▶ **CHALLENGE**:
Give the number of lines below that contain "прыжков", with no other output.
-- START MATERIAL SUPPLIED --
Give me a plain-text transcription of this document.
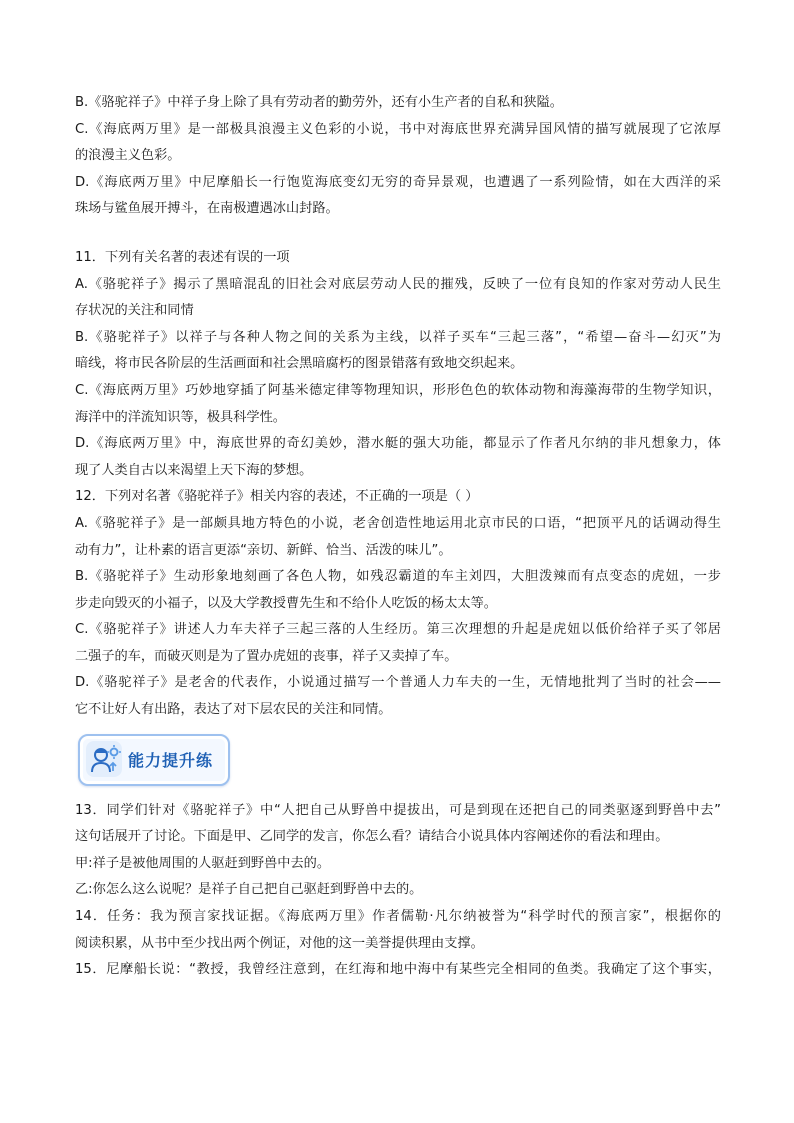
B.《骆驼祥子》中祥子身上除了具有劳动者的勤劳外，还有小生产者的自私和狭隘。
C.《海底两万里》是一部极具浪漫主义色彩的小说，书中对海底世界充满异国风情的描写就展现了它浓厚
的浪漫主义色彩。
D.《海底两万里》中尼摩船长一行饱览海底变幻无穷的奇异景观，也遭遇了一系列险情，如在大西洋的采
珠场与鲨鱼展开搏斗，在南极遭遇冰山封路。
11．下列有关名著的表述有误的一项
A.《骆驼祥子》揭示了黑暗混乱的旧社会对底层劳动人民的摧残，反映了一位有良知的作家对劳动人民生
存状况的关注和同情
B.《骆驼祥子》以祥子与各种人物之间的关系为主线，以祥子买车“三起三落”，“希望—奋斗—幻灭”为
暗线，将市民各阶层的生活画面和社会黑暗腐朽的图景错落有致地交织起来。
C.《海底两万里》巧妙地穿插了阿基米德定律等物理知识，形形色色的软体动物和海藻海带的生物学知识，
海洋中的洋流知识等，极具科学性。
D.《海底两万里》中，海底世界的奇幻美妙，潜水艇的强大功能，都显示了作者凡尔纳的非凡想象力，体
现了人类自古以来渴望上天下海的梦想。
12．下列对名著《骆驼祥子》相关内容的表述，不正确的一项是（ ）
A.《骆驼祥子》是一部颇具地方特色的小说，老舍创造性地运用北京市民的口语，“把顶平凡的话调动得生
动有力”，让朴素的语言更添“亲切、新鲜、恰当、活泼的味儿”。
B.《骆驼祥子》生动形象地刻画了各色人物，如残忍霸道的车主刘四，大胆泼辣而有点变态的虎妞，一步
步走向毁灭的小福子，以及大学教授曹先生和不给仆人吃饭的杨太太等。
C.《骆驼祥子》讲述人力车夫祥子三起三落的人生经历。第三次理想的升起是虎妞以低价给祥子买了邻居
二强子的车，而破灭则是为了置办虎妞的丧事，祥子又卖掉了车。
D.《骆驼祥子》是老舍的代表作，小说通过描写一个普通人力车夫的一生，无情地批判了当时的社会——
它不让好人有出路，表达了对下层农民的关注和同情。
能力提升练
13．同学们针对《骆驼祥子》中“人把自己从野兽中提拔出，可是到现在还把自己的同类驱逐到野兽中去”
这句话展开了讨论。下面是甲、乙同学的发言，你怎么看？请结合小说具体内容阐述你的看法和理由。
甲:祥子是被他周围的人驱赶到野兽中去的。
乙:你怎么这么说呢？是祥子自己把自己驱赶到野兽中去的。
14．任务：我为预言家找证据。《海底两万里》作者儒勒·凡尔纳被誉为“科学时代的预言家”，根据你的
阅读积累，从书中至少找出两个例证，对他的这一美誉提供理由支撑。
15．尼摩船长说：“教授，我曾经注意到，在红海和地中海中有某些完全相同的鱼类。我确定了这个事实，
-- END MATERIAL SUPPLIED --
-- START MATERIAL SUPPLIED --
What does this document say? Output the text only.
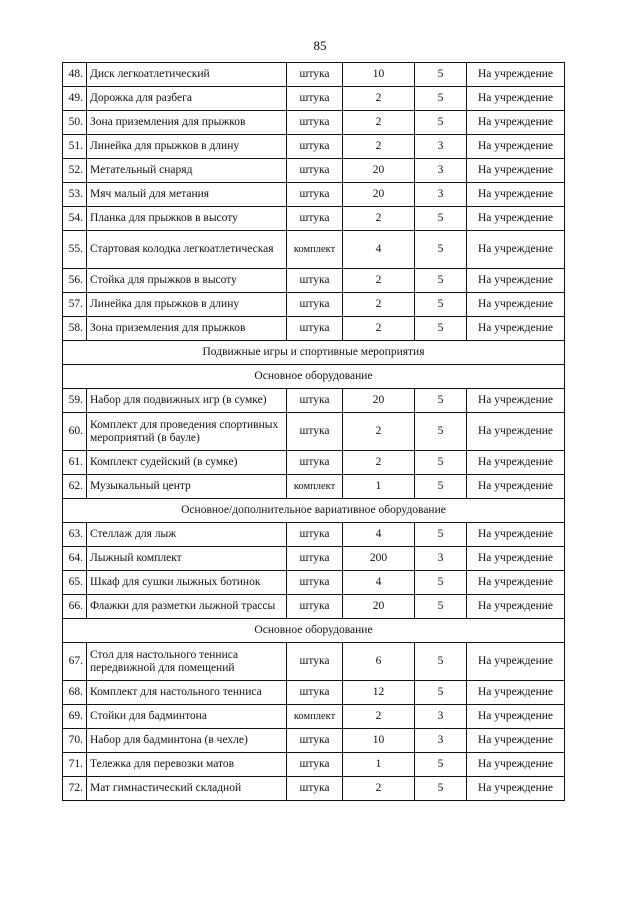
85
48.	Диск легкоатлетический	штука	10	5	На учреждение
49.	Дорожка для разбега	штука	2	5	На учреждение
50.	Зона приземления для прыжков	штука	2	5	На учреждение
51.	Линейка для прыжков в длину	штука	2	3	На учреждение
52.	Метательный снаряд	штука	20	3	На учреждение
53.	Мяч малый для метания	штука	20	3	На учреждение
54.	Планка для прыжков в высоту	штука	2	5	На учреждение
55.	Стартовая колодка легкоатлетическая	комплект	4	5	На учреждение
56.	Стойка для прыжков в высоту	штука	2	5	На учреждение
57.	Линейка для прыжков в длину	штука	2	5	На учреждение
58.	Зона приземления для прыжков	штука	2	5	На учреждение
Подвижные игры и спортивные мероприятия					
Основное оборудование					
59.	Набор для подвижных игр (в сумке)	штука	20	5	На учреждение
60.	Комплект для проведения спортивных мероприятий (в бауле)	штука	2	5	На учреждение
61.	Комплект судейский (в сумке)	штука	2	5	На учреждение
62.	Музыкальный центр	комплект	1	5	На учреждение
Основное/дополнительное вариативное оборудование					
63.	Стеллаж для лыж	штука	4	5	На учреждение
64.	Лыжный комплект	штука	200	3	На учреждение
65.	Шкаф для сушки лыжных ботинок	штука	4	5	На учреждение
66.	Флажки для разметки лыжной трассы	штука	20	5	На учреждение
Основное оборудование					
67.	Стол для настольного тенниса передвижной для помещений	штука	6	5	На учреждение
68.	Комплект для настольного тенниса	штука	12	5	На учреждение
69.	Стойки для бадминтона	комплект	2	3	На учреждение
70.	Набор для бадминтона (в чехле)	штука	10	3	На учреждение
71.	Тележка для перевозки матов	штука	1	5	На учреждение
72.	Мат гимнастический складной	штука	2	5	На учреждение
-- END MATERIAL SUPPLIED --
▶ **EXERCISE RESPONSE**:
6